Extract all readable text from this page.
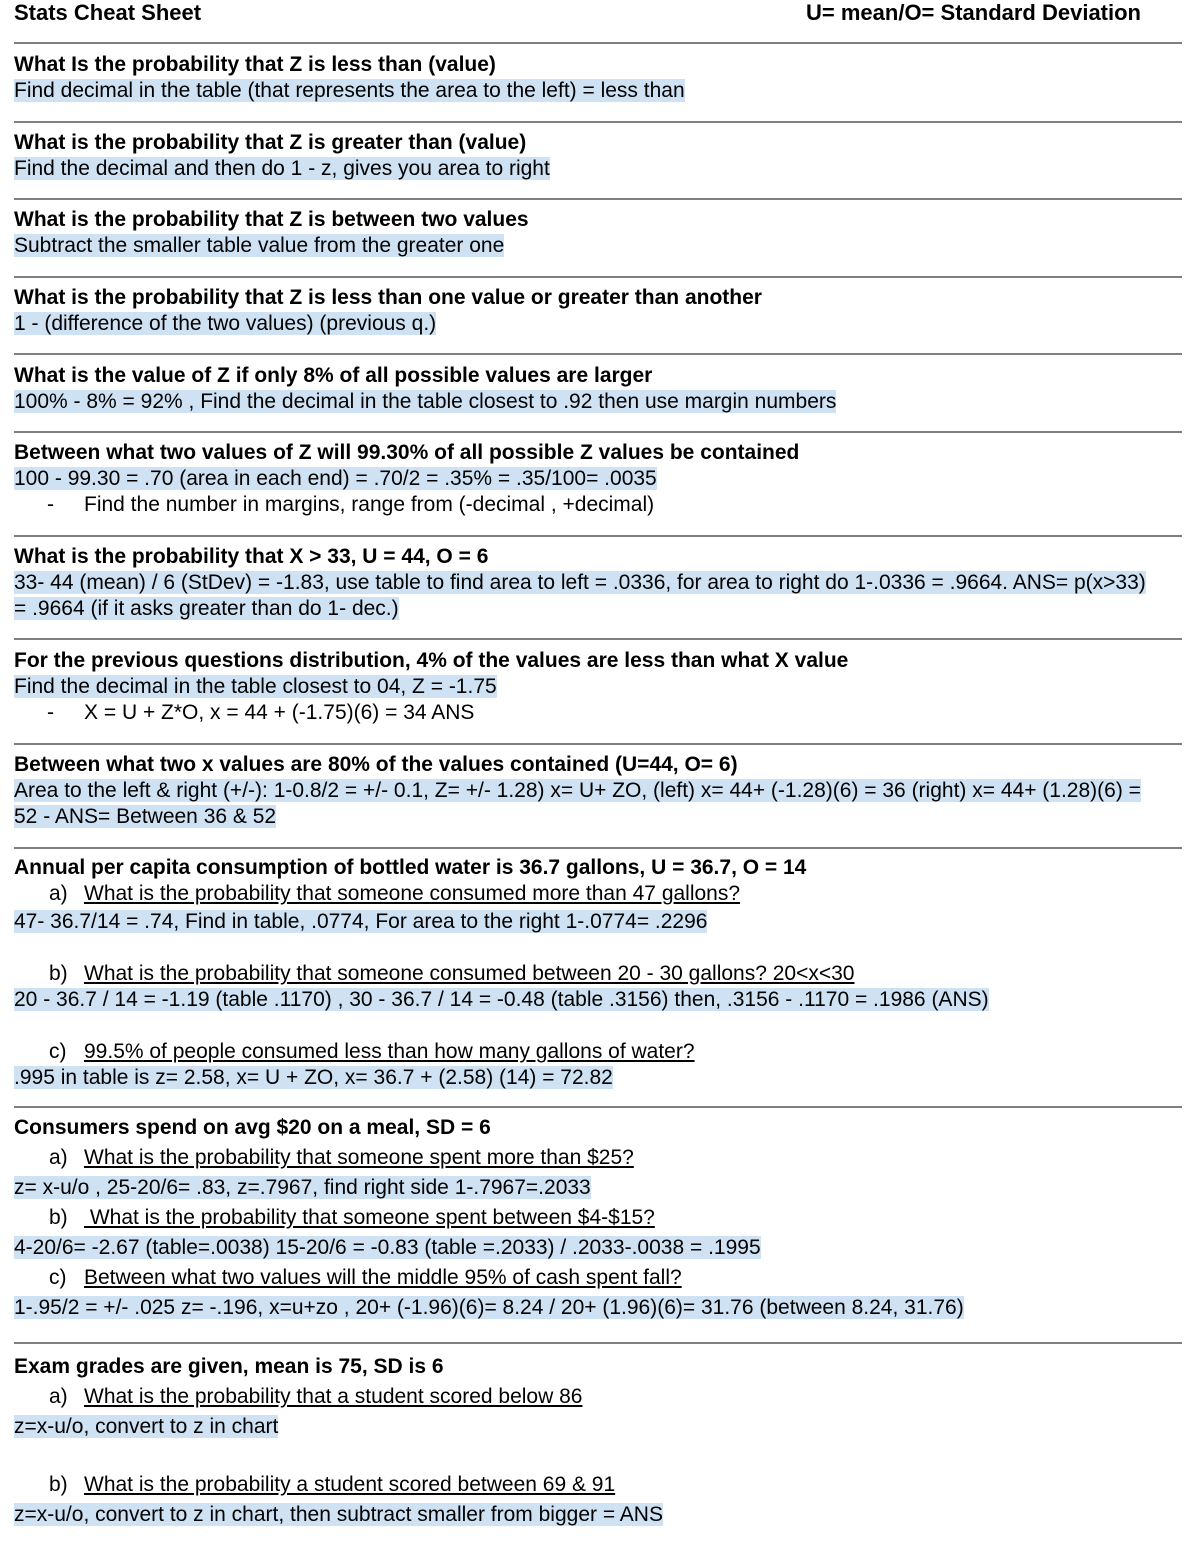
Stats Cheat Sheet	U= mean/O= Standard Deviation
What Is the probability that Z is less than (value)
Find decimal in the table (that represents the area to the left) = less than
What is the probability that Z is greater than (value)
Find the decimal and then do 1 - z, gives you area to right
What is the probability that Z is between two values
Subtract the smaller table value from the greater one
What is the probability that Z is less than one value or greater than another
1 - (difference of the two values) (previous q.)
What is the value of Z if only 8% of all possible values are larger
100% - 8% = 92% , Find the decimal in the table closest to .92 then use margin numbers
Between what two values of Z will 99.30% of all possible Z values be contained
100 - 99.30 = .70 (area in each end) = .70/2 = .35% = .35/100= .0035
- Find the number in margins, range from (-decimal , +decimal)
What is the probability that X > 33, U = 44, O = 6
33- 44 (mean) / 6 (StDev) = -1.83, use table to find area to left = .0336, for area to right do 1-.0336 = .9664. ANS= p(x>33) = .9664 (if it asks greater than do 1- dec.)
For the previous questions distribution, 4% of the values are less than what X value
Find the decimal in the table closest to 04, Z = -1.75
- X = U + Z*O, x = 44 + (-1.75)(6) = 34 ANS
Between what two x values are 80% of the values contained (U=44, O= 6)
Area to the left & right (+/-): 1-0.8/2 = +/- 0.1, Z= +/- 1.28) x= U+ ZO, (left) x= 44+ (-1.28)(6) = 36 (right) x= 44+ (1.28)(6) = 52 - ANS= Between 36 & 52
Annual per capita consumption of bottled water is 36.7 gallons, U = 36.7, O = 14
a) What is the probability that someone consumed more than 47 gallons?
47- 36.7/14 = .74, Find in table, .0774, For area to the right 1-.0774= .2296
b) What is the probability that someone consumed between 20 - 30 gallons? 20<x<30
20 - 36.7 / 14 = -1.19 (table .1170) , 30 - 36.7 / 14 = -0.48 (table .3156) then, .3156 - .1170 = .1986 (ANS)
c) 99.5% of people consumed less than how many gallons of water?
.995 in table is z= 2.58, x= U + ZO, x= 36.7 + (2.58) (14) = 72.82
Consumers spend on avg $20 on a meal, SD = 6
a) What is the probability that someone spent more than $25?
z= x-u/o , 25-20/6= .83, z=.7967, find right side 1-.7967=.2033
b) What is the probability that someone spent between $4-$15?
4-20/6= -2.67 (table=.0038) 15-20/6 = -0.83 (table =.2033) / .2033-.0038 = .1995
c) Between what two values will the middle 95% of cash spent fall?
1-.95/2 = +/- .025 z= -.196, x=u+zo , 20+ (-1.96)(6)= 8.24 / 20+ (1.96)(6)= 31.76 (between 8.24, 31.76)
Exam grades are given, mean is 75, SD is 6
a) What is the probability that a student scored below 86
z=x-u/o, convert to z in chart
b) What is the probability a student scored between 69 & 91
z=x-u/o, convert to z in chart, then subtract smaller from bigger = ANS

■ What you have to do ■
From the data, collect all lines where the string "contained" appears.

■ Full output ■
Between what two values of Z will 99.30% of all possible Z values be contained
Between what two x values are 80% of the values contained (U=44, O= 6)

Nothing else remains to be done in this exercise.